Dataset records of document pages:
^^^^
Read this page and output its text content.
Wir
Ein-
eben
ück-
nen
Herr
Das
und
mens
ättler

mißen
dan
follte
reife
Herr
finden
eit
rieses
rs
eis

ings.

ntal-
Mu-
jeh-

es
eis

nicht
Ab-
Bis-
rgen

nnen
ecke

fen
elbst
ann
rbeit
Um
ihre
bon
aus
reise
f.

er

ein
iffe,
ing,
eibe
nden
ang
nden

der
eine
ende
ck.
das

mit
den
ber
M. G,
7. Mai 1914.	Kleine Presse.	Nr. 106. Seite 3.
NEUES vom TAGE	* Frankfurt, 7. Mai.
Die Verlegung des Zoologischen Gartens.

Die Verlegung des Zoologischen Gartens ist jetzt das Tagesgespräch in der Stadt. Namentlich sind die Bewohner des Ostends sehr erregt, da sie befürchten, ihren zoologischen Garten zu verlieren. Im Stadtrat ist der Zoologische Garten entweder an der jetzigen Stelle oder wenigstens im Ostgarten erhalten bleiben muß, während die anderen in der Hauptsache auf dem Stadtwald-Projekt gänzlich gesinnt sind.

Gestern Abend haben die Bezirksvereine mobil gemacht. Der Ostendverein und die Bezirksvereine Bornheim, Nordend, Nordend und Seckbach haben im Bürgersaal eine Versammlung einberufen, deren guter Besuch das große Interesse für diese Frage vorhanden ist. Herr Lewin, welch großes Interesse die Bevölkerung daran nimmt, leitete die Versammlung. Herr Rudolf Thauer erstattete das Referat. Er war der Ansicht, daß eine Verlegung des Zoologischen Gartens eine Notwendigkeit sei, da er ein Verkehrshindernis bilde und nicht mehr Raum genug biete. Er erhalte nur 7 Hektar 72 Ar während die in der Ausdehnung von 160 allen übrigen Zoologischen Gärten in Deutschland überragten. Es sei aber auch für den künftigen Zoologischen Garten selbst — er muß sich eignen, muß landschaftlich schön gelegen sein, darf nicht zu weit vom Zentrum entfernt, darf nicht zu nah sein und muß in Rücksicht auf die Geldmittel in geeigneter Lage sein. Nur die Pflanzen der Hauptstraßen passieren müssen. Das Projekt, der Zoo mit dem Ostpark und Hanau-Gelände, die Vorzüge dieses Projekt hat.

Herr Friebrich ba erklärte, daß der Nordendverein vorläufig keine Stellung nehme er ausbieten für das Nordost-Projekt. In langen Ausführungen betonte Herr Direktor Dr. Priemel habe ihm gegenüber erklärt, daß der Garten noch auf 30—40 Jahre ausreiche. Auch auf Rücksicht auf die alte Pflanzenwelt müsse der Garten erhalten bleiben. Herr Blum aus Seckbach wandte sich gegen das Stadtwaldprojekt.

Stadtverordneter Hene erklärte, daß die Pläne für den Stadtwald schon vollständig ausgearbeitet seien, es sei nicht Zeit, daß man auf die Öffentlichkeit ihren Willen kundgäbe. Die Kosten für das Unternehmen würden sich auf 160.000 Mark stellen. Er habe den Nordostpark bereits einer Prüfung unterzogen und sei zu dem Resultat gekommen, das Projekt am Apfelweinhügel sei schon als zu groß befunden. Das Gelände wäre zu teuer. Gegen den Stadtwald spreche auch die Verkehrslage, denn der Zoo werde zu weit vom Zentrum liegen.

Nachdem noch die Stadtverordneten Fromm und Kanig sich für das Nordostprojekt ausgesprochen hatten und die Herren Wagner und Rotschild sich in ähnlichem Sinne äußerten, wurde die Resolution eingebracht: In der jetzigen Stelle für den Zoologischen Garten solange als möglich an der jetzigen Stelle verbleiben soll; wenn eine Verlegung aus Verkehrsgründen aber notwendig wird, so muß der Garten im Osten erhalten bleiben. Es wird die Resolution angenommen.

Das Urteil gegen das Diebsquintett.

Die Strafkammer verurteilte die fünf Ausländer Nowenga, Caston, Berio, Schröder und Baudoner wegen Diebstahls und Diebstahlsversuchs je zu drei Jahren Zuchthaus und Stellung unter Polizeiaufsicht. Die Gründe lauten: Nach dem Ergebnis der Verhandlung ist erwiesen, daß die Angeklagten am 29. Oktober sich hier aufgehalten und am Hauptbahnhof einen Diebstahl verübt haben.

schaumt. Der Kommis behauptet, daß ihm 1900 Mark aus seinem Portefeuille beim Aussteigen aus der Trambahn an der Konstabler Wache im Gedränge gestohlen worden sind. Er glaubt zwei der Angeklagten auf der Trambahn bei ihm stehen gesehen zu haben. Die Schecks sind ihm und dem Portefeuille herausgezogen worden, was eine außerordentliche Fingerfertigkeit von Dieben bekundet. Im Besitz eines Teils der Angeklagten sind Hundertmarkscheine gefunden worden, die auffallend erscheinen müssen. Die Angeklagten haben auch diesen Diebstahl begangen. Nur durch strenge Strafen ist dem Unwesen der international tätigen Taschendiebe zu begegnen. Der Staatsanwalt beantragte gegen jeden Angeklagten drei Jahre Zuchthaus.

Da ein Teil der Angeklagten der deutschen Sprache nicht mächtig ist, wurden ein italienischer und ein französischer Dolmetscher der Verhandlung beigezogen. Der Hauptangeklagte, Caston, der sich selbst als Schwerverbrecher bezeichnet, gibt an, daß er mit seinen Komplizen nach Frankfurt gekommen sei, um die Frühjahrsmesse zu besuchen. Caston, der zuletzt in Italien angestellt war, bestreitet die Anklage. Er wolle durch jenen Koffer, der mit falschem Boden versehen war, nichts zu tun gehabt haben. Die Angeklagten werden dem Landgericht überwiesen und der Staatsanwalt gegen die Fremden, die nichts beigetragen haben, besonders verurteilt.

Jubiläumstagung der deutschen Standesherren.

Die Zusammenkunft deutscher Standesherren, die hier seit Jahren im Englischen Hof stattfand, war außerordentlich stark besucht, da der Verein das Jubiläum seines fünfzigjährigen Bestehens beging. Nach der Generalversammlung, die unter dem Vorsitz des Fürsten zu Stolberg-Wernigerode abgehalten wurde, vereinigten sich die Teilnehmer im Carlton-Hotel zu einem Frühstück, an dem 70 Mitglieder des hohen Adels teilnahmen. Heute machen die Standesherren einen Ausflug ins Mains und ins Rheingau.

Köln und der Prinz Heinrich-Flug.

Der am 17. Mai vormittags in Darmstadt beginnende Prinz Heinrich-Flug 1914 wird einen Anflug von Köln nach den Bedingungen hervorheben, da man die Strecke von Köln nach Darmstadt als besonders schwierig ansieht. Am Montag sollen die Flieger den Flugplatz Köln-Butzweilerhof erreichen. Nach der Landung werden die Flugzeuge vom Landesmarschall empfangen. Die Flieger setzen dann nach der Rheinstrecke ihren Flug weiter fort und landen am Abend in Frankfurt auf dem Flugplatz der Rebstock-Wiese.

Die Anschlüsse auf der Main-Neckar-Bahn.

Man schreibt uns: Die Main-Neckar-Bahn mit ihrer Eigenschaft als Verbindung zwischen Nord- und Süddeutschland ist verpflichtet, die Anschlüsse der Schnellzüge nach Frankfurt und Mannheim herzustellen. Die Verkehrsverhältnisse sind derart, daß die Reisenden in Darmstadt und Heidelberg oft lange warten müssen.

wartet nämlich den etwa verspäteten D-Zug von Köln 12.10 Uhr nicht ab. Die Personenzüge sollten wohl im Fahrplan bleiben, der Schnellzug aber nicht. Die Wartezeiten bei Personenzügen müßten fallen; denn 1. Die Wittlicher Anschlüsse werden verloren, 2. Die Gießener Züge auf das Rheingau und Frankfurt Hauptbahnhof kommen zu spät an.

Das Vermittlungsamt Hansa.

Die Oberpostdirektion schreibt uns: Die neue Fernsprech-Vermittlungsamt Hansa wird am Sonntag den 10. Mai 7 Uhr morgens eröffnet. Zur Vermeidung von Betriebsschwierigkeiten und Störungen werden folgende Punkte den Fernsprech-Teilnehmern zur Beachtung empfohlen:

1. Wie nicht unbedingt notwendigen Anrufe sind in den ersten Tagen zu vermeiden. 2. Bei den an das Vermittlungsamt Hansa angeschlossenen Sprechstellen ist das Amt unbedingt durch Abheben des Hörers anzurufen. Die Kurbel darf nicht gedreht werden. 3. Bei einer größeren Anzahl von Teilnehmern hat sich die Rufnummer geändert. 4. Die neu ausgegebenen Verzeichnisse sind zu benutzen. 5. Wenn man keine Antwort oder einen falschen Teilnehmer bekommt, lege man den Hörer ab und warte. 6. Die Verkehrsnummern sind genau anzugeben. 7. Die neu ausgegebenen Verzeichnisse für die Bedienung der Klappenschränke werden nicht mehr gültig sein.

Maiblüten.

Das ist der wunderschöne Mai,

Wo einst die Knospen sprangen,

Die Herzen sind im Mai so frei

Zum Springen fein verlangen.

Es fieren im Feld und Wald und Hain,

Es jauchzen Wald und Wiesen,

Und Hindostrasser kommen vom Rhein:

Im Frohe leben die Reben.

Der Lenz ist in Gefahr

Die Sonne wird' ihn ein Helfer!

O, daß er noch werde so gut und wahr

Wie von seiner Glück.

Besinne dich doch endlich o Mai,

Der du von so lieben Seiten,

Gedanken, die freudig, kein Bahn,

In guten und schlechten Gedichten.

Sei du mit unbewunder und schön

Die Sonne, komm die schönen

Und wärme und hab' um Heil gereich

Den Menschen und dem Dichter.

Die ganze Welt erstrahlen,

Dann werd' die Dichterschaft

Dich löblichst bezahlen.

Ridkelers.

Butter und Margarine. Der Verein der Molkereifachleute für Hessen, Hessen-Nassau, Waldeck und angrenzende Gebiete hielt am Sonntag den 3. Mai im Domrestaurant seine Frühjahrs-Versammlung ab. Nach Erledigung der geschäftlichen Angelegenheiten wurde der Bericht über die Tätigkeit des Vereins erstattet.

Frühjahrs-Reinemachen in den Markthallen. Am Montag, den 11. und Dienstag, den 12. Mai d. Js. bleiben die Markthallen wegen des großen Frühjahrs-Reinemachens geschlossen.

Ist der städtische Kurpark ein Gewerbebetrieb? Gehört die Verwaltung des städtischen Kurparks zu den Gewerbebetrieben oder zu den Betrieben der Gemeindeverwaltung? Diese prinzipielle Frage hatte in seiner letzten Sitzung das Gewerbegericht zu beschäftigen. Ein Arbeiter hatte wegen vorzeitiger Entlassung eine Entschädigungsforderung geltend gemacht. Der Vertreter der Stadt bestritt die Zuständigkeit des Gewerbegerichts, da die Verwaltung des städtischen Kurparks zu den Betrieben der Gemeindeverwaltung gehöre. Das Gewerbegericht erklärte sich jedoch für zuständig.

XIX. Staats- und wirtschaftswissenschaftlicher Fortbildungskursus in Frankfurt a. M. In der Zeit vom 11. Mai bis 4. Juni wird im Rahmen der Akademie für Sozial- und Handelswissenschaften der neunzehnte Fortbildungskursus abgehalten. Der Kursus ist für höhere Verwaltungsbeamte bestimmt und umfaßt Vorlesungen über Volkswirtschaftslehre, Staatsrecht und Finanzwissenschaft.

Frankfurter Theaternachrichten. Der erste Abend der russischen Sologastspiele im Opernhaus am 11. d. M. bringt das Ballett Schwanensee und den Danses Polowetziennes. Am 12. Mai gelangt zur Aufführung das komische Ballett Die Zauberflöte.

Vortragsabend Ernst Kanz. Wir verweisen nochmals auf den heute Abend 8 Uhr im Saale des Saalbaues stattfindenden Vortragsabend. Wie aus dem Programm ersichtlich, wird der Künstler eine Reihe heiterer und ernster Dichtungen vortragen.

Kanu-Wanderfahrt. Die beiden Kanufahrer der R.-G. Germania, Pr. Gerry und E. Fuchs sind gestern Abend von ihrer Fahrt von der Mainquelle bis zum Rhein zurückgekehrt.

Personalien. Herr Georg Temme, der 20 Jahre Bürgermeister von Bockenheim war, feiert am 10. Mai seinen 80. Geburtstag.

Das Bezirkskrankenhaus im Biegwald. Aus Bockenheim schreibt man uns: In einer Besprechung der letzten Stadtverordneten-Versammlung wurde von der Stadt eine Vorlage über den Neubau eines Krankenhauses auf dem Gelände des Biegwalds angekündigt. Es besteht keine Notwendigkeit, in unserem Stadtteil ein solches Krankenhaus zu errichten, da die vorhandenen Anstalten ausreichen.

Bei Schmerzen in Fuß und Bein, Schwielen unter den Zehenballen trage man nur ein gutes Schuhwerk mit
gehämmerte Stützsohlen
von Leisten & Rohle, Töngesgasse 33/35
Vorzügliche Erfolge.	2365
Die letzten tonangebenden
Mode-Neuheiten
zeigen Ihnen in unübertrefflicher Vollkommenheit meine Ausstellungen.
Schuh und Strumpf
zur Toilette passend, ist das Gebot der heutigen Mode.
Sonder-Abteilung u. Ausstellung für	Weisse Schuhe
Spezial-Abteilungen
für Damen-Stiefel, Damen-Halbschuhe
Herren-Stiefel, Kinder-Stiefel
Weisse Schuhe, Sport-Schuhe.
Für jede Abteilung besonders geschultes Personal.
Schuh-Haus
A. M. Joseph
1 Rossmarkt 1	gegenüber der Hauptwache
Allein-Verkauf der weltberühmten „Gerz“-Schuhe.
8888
^^^^
YOUR TASK:
Copy the lines from the entries above in which the word "Weisse" appears.

COMPLETED EXERCISE:
Sonder-Abteilung u. Ausstellung für	Weisse Schuhe
Weisse Schuhe, Sport-Schuhe.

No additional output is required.